◆ Directive
Retype all of the listing exactly, passing over any picture you find.
— BEGIN Supplied records —
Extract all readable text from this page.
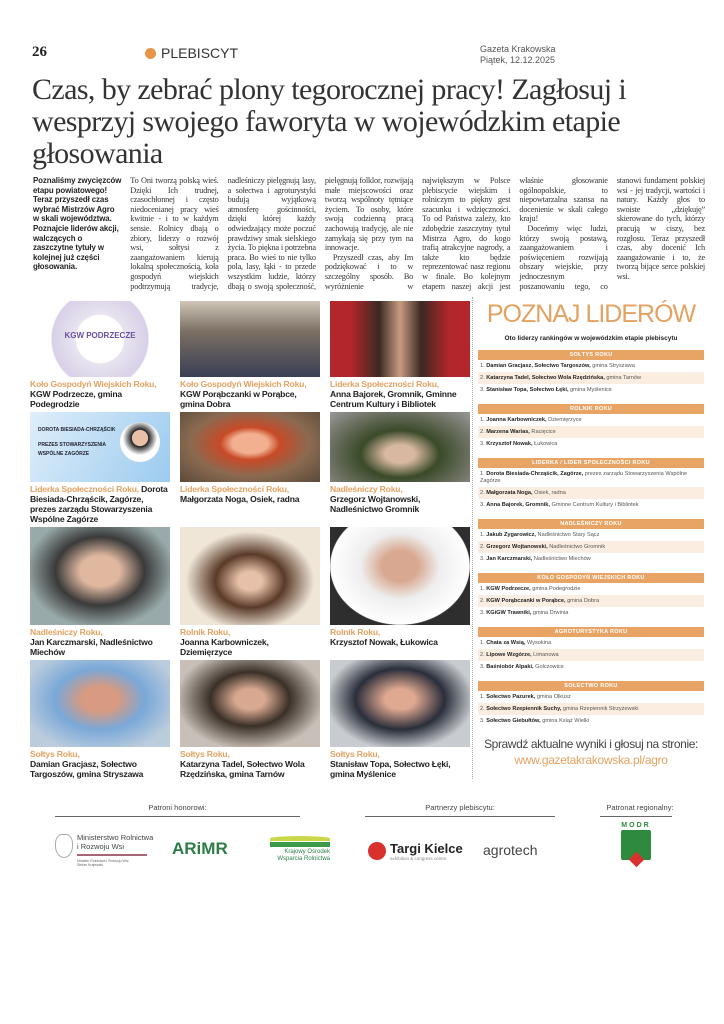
26	PLEBISCYT	Gazeta Krakowska
Piątek, 12.12.2025
Czas, by zebrać plony tegorocznej pracy! Zagłosuj i wesprzyj swojego faworyta w wojewódzkim etapie głosowania

Poznaliśmy zwycięzców etapu powiatowego! Teraz przyszedł czas wybrać Mistrzów Agro w skali województwa. Poznajcie liderów akcji, walczących o zaszczytne tytuły w kolejnej już części głosowania.

To Oni tworzą polską wieś. Dzięki Ich trudnej, czasochłonnej i często niedocenianej pracy wieś kwitnie - i to w każdym sensie. Rolnicy dbają o zbiory, liderzy o rozwój wsi, sołtysi z zaangażowaniem kierują lokalną społecznością, koła gospodyń wiejskich podtrzymują tradycje, nadleśniczy pielęgnują lasy, a sołectwa i agroturystyki budują wyjątkową atmosferę gościnności, dzięki której każdy odwiedzający może poczuć prawdziwy smak sielskiego życia. To piękna i potrzebna praca. Bo wieś to nie tylko pola, lasy, łąki - to przede wszystkim ludzie, którzy dbają o swoją społeczność, pielęgnują folklor, rozwijają małe miejscowości oraz tworzą wspólnoty tętniące życiem. To osoby, które swoją codzienną pracą zachowują tradycję, ale nie zamykają się przy tym na innowacje.

Przyszedł czas, aby Im podziękować i to w szczególny sposób. Bo wyróżnienie w największym w Polsce plebiscycie wiejskim i rolniczym to piękny gest szacunku i wdzięczności. To od Państwa zależy, kto zdobędzie zaszczytny tytuł Mistrza Agro, do kogo trafią atrakcyjne nagrody, a także kto będzie reprezentować nasz regionu w finale. Bo kolejnym etapem naszej akcji jest właśnie głosowanie ogólnopolskie, to niepowtarzalna szansa na docenienie w skali całego kraju!

Doceńmy więc ludzi, którzy swoją postawą, zaangażowaniem i poświęceniem rozwijają obszary wiejskie, przy jednoczesnym poszanowaniu tego, co stanowi fundament polskiej wsi - jej tradycji, wartości i natury. Każdy głos to swoiste „dziękuję” skierowane do tych, którzy pracują w ciszy, bez rozgłosu. Teraz przyszedł czas, aby docenić Ich zaangażowanie i to, że tworzą bijące serce polskiej wsi.

KGW PODRZECZE
Koło Gospodyń Wiejskich Roku,
KGW Podrzecze, gmina Podegrodzie
Koło Gospodyń Wiejskich Roku,
KGW Porąbczanki w Porąbce, gmina Dobra
Liderka Społeczności Roku,
Anna Bajorek, Gromnik, Gminne Centrum Kultury i Bibliotek
DOROTA BIESIADA-CHRZĄŚCIK
PREZES STOWARZYSZENIA WSPÓLNE ZAGÓRZE
Liderka Społeczności Roku, Dorota Biesiada-Chrząścik, Zagórze, prezes zarządu Stowarzyszenia Wspólne Zagórze
Liderka Społeczności Roku,
Małgorzata Noga, Osiek, radna
Nadleśniczy Roku,
Grzegorz Wojtanowski, Nadleśnictwo Gromnik
Nadleśniczy Roku,
Jan Karczmarski, Nadleśnictwo Miechów
Rolnik Roku,
Joanna Karbowniczek, Dziemięrzyce
Rolnik Roku,
Krzysztof Nowak, Łukowica
Sołtys Roku,
Damian Gracjasz, Sołectwo Targoszów, gmina Stryszawa
Sołtys Roku,
Katarzyna Tadel, Sołectwo Wola Rzędzińska, gmina Tarnów
Sołtys Roku,
Stanisław Topa, Sołectwo Łęki, gmina Myślenice
POZNAJ LIDERÓW
Oto liderzy rankingów w wojewódzkim etapie plebiscytu
SOŁTYS ROKU
1. Damian Gracjasz, Sołectwo Targoszów, gmina Stryszawa
2. Katarzyna Tadel, Sołectwo Wola Rzędzińska, gmina Tarnów
3. Stanisław Topa, Sołectwo Łęki, gmina Myślenice
ROLNIK ROKU
1. Joanna Karbowniczek, Dziemięrzyce
2. Marzena Warias, Racięcice
3. Krzysztof Nowak, Łukowica
LIDERKA / LIDER SPOŁECZNOŚCI ROKU
1. Dorota Biesiada-Chrząścik, Zagórze, prezes zarządu Stowarzyszenia Wspólne Zagórze
2. Małgorzata Noga, Osiek, radna
3. Anna Bajorek, Gromnik, Gminne Centrum Kultury i Bibliotek
NADLEŚNICZY ROKU
1. Jakub Zygarowicz, Nadleśnictwo Stary Sącz
2. Grzegorz Wojtanowski, Nadleśnictwo Gromnik
3. Jan Karczmarski, Nadleśnictwo Miechów
KOŁO GOSPODYŃ WIEJSKICH ROKU
1. KGW Podrzecze, gmina Podegrodzie
2. KGW Porąbczanki w Porąbce, gmina Dobra
3. KGiGW Trawniki, gmina Drwinia
AGROTURYSTYKA ROKU
1. Chata za Wsią, Wysokina
2. Lipowe Wzgórze, Limanowa
3. Baśniobór Alpaki, Golczowice
SOŁECTWO ROKU
1. Sołectwo Pazurek, gmina Olkusz
2. Sołectwo Rzepiennik Suchy, gmina Rzepiennik Strzyżewski
3. Sołectwo Giebułtów, gmina Książ Wielki
Sprawdź aktualne wyniki i głosuj na stronie:
www.gazetakrakowska.pl/agro
Patroni honorowi:	Partnerzy plebiscytu:	Patronat regionalny:
Ministerstwo Rolnictwa i Rozwoju Wsi
Minister Rolnictwa i Rozwoju Wsi Stefan Krajewski
ARiMR	Krajowy Ośrodek Wsparcia Rolnictwa
Targi Kielce
exhibition & congress centre
agrotech
MODR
— END Supplied records —
◆ Response
Extract all readable text from this page.
26	PLEBISCYT	Gazeta Krakowska
Piątek, 12.12.2025
Czas, by zebrać plony tegorocznej pracy! Zagłosuj i wesprzyj swojego faworyta w wojewódzkim etapie głosowania

Poznaliśmy zwycięzców etapu powiatowego! Teraz przyszedł czas wybrać Mistrzów Agro w skali województwa. Poznajcie liderów akcji, walczących o zaszczytne tytuły w kolejnej już części głosowania.

To Oni tworzą polską wieś. Dzięki Ich trudnej, czasochłonnej i często niedocenianej pracy wieś kwitnie - i to w każdym sensie. Rolnicy dbają o zbiory, liderzy o rozwój wsi, sołtysi z zaangażowaniem kierują lokalną społecznością, koła gospodyń wiejskich podtrzymują tradycje, nadleśniczy pielęgnują lasy, a sołectwa i agroturystyki budują wyjątkową atmosferę gościnności, dzięki której każdy odwiedzający może poczuć prawdziwy smak sielskiego życia. To piękna i potrzebna praca. Bo wieś to nie tylko pola, lasy, łąki - to przede wszystkim ludzie, którzy dbają o swoją społeczność, pielęgnują folklor, rozwijają małe miejscowości oraz tworzą wspólnoty tętniące życiem. To osoby, które swoją codzienną pracą zachowują tradycję, ale nie zamykają się przy tym na innowacje.

Przyszedł czas, aby Im podziękować i to w szczególny sposób. Bo wyróżnienie w największym w Polsce plebiscycie wiejskim i rolniczym to piękny gest szacunku i wdzięczności. To od Państwa zależy, kto zdobędzie zaszczytny tytuł Mistrza Agro, do kogo trafią atrakcyjne nagrody, a także kto będzie reprezentować nasz regionu w finale. Bo kolejnym etapem naszej akcji jest właśnie głosowanie ogólnopolskie, to niepowtarzalna szansa na docenienie w skali całego kraju!

Doceńmy więc ludzi, którzy swoją postawą, zaangażowaniem i poświęceniem rozwijają obszary wiejskie, przy jednoczesnym poszanowaniu tego, co stanowi fundament polskiej wsi - jej tradycji, wartości i natury. Każdy głos to swoiste „dziękuję” skierowane do tych, którzy pracują w ciszy, bez rozgłosu. Teraz przyszedł czas, aby docenić Ich zaangażowanie i to, że tworzą bijące serce polskiej wsi.

KGW PODRZECZE
Koło Gospodyń Wiejskich Roku,
KGW Podrzecze, gmina Podegrodzie
Koło Gospodyń Wiejskich Roku,
KGW Porąbczanki w Porąbce, gmina Dobra
Liderka Społeczności Roku,
Anna Bajorek, Gromnik, Gminne Centrum Kultury i Bibliotek
DOROTA BIESIADA-CHRZĄŚCIK
PREZES STOWARZYSZENIA WSPÓLNE ZAGÓRZE
Liderka Społeczności Roku, Dorota Biesiada-Chrząścik, Zagórze, prezes zarządu Stowarzyszenia Wspólne Zagórze
Liderka Społeczności Roku,
Małgorzata Noga, Osiek, radna
Nadleśniczy Roku,
Grzegorz Wojtanowski, Nadleśnictwo Gromnik
Nadleśniczy Roku,
Jan Karczmarski, Nadleśnictwo Miechów
Rolnik Roku,
Joanna Karbowniczek, Dziemięrzyce
Rolnik Roku,
Krzysztof Nowak, Łukowica
Sołtys Roku,
Damian Gracjasz, Sołectwo Targoszów, gmina Stryszawa
Sołtys Roku,
Katarzyna Tadel, Sołectwo Wola Rzędzińska, gmina Tarnów
Sołtys Roku,
Stanisław Topa, Sołectwo Łęki, gmina Myślenice
POZNAJ LIDERÓW
Oto liderzy rankingów w wojewódzkim etapie plebiscytu
SOŁTYS ROKU
1. Damian Gracjasz, Sołectwo Targoszów, gmina Stryszawa
2. Katarzyna Tadel, Sołectwo Wola Rzędzińska, gmina Tarnów
3. Stanisław Topa, Sołectwo Łęki, gmina Myślenice
ROLNIK ROKU
1. Joanna Karbowniczek, Dziemięrzyce
2. Marzena Warias, Racięcice
3. Krzysztof Nowak, Łukowica
LIDERKA / LIDER SPOŁECZNOŚCI ROKU
1. Dorota Biesiada-Chrząścik, Zagórze, prezes zarządu Stowarzyszenia Wspólne Zagórze
2. Małgorzata Noga, Osiek, radna
3. Anna Bajorek, Gromnik, Gminne Centrum Kultury i Bibliotek
NADLEŚNICZY ROKU
1. Jakub Zygarowicz, Nadleśnictwo Stary Sącz
2. Grzegorz Wojtanowski, Nadleśnictwo Gromnik
3. Jan Karczmarski, Nadleśnictwo Miechów
KOŁO GOSPODYŃ WIEJSKICH ROKU
1. KGW Podrzecze, gmina Podegrodzie
2. KGW Porąbczanki w Porąbce, gmina Dobra
3. KGiGW Trawniki, gmina Drwinia
AGROTURYSTYKA ROKU
1. Chata za Wsią, Wysokina
2. Lipowe Wzgórze, Limanowa
3. Baśniobór Alpaki, Golczowice
SOŁECTWO ROKU
1. Sołectwo Pazurek, gmina Olkusz
2. Sołectwo Rzepiennik Suchy, gmina Rzepiennik Strzyżewski
3. Sołectwo Giebułtów, gmina Książ Wielki
Sprawdź aktualne wyniki i głosuj na stronie:
www.gazetakrakowska.pl/agro
Patroni honorowi:	Partnerzy plebiscytu:	Patronat regionalny:
Ministerstwo Rolnictwa i Rozwoju Wsi
Minister Rolnictwa i Rozwoju Wsi Stefan Krajewski
ARiMR	Krajowy Ośrodek Wsparcia Rolnictwa
Targi Kielce
exhibition & congress centre
agrotech
MODR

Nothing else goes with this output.